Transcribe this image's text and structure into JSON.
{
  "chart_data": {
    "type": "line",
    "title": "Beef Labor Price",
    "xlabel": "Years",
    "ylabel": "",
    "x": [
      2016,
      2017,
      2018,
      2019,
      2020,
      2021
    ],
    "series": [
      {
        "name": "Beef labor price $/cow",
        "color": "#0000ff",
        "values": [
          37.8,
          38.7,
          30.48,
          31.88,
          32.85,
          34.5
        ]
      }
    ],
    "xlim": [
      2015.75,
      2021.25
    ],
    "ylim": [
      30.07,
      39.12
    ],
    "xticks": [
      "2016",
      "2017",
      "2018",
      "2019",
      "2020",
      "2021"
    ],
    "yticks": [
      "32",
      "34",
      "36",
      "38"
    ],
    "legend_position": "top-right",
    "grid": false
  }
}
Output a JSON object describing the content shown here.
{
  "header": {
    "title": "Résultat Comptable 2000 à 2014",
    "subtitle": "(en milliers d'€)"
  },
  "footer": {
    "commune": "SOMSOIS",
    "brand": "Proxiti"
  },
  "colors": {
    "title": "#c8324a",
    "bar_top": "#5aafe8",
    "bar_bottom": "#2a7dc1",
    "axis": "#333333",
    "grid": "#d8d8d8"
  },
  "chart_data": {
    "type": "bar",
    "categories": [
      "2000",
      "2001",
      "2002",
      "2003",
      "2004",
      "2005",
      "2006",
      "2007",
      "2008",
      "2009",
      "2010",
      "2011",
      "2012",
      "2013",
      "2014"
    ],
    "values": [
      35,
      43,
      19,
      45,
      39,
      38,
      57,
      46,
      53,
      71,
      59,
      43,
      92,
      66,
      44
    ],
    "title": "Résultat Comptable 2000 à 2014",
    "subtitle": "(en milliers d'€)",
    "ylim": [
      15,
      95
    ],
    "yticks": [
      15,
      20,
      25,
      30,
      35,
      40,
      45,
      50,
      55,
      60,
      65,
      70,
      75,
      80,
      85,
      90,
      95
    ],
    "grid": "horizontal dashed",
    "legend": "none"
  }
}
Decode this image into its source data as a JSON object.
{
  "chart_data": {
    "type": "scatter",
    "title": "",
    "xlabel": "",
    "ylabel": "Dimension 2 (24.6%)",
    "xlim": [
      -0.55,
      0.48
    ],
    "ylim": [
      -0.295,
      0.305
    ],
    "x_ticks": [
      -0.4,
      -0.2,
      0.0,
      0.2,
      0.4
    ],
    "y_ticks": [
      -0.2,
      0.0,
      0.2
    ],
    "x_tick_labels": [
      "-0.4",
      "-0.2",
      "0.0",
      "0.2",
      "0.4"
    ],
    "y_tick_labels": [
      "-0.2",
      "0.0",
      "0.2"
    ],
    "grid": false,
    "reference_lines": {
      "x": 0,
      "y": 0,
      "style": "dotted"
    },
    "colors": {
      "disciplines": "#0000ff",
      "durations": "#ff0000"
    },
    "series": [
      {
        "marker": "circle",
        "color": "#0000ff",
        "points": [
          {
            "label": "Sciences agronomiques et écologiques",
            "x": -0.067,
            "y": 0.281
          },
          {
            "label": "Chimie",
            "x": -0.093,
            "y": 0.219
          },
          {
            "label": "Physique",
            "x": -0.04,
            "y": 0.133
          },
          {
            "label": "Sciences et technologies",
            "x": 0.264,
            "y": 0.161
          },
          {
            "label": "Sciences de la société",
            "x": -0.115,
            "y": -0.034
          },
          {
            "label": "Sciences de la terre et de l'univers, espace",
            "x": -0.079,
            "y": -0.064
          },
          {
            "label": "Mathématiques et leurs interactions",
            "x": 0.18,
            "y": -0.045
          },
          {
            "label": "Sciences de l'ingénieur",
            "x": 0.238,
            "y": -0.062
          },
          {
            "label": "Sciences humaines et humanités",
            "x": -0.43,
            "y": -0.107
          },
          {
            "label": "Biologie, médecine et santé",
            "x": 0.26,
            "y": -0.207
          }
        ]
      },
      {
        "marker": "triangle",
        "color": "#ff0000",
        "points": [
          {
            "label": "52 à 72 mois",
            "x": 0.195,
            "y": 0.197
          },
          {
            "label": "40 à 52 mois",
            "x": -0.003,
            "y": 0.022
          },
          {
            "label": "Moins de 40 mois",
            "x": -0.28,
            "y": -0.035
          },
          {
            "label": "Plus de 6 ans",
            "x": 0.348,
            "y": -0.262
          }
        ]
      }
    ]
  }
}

══════

**Requirements**
Lines from the records above that hold "object" are the ones to list.

**Solved exercise**
Output a JSON object describing the content shown here.
Decode this image into its source data as a JSON object.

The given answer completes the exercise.